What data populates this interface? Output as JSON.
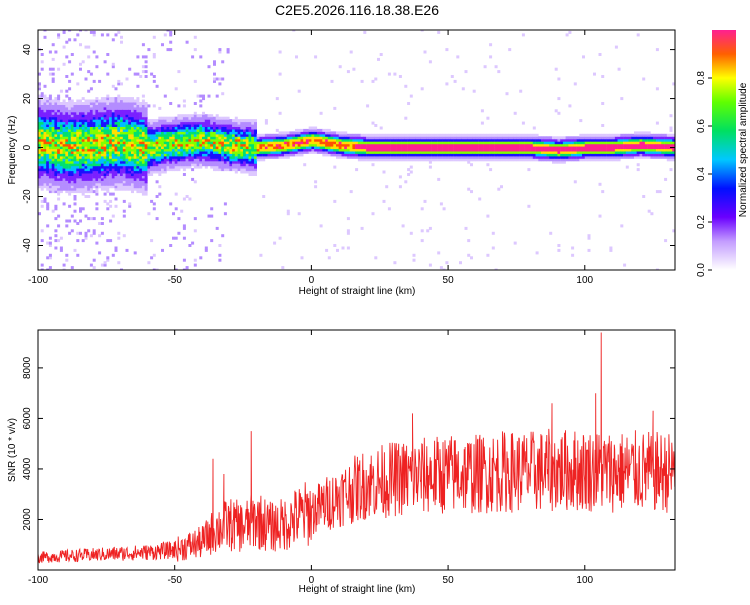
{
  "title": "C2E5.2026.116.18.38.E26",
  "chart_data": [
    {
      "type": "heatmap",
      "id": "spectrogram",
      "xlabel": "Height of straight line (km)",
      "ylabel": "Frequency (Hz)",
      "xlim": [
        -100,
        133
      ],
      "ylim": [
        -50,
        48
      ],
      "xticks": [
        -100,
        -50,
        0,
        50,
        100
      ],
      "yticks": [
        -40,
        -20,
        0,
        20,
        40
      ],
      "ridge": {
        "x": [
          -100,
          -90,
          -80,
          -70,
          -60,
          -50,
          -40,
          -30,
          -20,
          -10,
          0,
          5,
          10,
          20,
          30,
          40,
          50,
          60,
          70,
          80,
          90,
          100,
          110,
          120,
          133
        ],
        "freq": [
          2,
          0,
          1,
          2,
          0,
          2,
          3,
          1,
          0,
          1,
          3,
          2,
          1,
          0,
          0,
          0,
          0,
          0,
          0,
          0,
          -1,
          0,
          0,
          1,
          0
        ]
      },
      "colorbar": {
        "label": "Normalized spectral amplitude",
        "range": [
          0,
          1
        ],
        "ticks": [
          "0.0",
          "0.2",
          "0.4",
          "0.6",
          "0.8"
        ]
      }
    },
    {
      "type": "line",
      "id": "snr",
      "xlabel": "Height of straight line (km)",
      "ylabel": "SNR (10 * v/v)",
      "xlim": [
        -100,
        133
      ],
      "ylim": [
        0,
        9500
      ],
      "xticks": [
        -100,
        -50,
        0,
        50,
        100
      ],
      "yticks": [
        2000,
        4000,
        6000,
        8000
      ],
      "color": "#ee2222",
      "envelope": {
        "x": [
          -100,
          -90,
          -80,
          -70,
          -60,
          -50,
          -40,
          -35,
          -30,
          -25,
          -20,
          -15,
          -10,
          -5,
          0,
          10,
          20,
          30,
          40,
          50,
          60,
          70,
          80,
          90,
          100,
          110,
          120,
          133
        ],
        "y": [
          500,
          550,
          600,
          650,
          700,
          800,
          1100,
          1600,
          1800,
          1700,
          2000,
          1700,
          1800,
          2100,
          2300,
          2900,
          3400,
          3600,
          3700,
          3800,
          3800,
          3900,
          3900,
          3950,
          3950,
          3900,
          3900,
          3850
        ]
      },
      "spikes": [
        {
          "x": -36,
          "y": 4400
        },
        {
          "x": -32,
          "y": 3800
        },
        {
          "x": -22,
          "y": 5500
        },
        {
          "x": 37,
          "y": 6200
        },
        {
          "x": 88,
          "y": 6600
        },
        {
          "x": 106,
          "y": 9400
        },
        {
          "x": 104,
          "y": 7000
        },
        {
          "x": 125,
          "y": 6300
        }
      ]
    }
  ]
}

GIVEN EXERCISE:
Find the lines containing "ylabel" and pull them out.

TASK OUTPUT:
      "ylabel": "Frequency (Hz)",
      "ylabel": "SNR (10 * v/v)",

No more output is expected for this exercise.